Records for processing:
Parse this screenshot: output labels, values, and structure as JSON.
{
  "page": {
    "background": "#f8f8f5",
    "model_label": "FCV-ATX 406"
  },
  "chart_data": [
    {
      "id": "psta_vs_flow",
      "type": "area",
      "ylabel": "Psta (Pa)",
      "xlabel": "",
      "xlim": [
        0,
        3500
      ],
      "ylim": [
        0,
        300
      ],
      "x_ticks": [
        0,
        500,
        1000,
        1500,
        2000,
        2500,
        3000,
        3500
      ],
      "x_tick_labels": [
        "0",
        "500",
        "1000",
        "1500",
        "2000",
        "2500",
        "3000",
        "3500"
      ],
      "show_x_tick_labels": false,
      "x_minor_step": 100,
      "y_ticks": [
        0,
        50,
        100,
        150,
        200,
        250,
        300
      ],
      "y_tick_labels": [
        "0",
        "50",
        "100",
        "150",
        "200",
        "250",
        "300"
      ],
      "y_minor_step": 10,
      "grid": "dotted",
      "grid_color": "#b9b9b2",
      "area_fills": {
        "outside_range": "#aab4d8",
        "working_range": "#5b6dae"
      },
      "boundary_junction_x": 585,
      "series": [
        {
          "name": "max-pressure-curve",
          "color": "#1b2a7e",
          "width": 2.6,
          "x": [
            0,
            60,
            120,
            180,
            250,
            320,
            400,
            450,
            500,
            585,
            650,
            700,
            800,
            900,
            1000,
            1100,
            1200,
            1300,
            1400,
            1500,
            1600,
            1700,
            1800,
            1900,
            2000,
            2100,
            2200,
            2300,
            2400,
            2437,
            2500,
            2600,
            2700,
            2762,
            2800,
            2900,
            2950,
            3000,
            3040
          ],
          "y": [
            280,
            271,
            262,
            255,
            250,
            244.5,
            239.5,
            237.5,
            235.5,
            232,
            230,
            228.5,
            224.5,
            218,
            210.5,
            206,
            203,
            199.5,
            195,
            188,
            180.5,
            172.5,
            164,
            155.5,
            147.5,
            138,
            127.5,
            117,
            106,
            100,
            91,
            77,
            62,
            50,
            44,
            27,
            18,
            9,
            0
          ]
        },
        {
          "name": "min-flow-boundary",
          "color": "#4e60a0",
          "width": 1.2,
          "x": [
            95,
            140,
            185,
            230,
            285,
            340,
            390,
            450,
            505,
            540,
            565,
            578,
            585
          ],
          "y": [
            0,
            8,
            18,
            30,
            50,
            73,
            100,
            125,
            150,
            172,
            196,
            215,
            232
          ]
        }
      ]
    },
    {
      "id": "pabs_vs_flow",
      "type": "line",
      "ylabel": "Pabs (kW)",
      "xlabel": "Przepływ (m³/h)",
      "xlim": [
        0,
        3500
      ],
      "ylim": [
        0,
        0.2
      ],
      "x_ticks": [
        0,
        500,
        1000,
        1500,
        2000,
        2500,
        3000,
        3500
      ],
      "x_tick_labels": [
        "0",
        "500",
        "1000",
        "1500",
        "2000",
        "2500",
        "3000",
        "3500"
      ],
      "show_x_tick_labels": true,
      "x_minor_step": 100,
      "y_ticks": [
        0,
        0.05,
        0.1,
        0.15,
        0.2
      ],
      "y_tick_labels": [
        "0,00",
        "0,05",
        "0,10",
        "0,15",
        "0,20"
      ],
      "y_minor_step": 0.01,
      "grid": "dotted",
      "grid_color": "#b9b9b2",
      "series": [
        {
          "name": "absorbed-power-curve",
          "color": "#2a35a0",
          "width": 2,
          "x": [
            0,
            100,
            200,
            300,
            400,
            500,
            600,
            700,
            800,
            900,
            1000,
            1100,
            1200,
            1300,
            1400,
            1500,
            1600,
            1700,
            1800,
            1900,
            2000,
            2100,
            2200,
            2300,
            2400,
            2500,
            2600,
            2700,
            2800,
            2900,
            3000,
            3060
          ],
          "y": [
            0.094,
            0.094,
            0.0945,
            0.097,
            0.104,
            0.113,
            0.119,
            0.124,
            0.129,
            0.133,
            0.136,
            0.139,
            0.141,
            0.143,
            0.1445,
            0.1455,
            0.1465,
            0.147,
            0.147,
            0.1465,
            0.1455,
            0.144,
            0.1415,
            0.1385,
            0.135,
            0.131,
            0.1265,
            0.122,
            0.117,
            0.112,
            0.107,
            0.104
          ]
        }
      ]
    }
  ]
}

Exercise objective:
Give the material above again, word for word.

Response to this exercise:
Parse this screenshot: output labels, values, and structure as JSON.
{
  "page": {
    "background": "#f8f8f5",
    "model_label": "FCV-ATX 406"
  },
  "chart_data": [
    {
      "id": "psta_vs_flow",
      "type": "area",
      "ylabel": "Psta (Pa)",
      "xlabel": "",
      "xlim": [
        0,
        3500
      ],
      "ylim": [
        0,
        300
      ],
      "x_ticks": [
        0,
        500,
        1000,
        1500,
        2000,
        2500,
        3000,
        3500
      ],
      "x_tick_labels": [
        "0",
        "500",
        "1000",
        "1500",
        "2000",
        "2500",
        "3000",
        "3500"
      ],
      "show_x_tick_labels": false,
      "x_minor_step": 100,
      "y_ticks": [
        0,
        50,
        100,
        150,
        200,
        250,
        300
      ],
      "y_tick_labels": [
        "0",
        "50",
        "100",
        "150",
        "200",
        "250",
        "300"
      ],
      "y_minor_step": 10,
      "grid": "dotted",
      "grid_color": "#b9b9b2",
      "area_fills": {
        "outside_range": "#aab4d8",
        "working_range": "#5b6dae"
      },
      "boundary_junction_x": 585,
      "series": [
        {
          "name": "max-pressure-curve",
          "color": "#1b2a7e",
          "width": 2.6,
          "x": [
            0,
            60,
            120,
            180,
            250,
            320,
            400,
            450,
            500,
            585,
            650,
            700,
            800,
            900,
            1000,
            1100,
            1200,
            1300,
            1400,
            1500,
            1600,
            1700,
            1800,
            1900,
            2000,
            2100,
            2200,
            2300,
            2400,
            2437,
            2500,
            2600,
            2700,
            2762,
            2800,
            2900,
            2950,
            3000,
            3040
          ],
          "y": [
            280,
            271,
            262,
            255,
            250,
            244.5,
            239.5,
            237.5,
            235.5,
            232,
            230,
            228.5,
            224.5,
            218,
            210.5,
            206,
            203,
            199.5,
            195,
            188,
            180.5,
            172.5,
            164,
            155.5,
            147.5,
            138,
            127.5,
            117,
            106,
            100,
            91,
            77,
            62,
            50,
            44,
            27,
            18,
            9,
            0
          ]
        },
        {
          "name": "min-flow-boundary",
          "color": "#4e60a0",
          "width": 1.2,
          "x": [
            95,
            140,
            185,
            230,
            285,
            340,
            390,
            450,
            505,
            540,
            565,
            578,
            585
          ],
          "y": [
            0,
            8,
            18,
            30,
            50,
            73,
            100,
            125,
            150,
            172,
            196,
            215,
            232
          ]
        }
      ]
    },
    {
      "id": "pabs_vs_flow",
      "type": "line",
      "ylabel": "Pabs (kW)",
      "xlabel": "Przepływ (m³/h)",
      "xlim": [
        0,
        3500
      ],
      "ylim": [
        0,
        0.2
      ],
      "x_ticks": [
        0,
        500,
        1000,
        1500,
        2000,
        2500,
        3000,
        3500
      ],
      "x_tick_labels": [
        "0",
        "500",
        "1000",
        "1500",
        "2000",
        "2500",
        "3000",
        "3500"
      ],
      "show_x_tick_labels": true,
      "x_minor_step": 100,
      "y_ticks": [
        0,
        0.05,
        0.1,
        0.15,
        0.2
      ],
      "y_tick_labels": [
        "0,00",
        "0,05",
        "0,10",
        "0,15",
        "0,20"
      ],
      "y_minor_step": 0.01,
      "grid": "dotted",
      "grid_color": "#b9b9b2",
      "series": [
        {
          "name": "absorbed-power-curve",
          "color": "#2a35a0",
          "width": 2,
          "x": [
            0,
            100,
            200,
            300,
            400,
            500,
            600,
            700,
            800,
            900,
            1000,
            1100,
            1200,
            1300,
            1400,
            1500,
            1600,
            1700,
            1800,
            1900,
            2000,
            2100,
            2200,
            2300,
            2400,
            2500,
            2600,
            2700,
            2800,
            2900,
            3000,
            3060
          ],
          "y": [
            0.094,
            0.094,
            0.0945,
            0.097,
            0.104,
            0.113,
            0.119,
            0.124,
            0.129,
            0.133,
            0.136,
            0.139,
            0.141,
            0.143,
            0.1445,
            0.1455,
            0.1465,
            0.147,
            0.147,
            0.1465,
            0.1455,
            0.144,
            0.1415,
            0.1385,
            0.135,
            0.131,
            0.1265,
            0.122,
            0.117,
            0.112,
            0.107,
            0.104
          ]
        }
      ]
    }
  ]
}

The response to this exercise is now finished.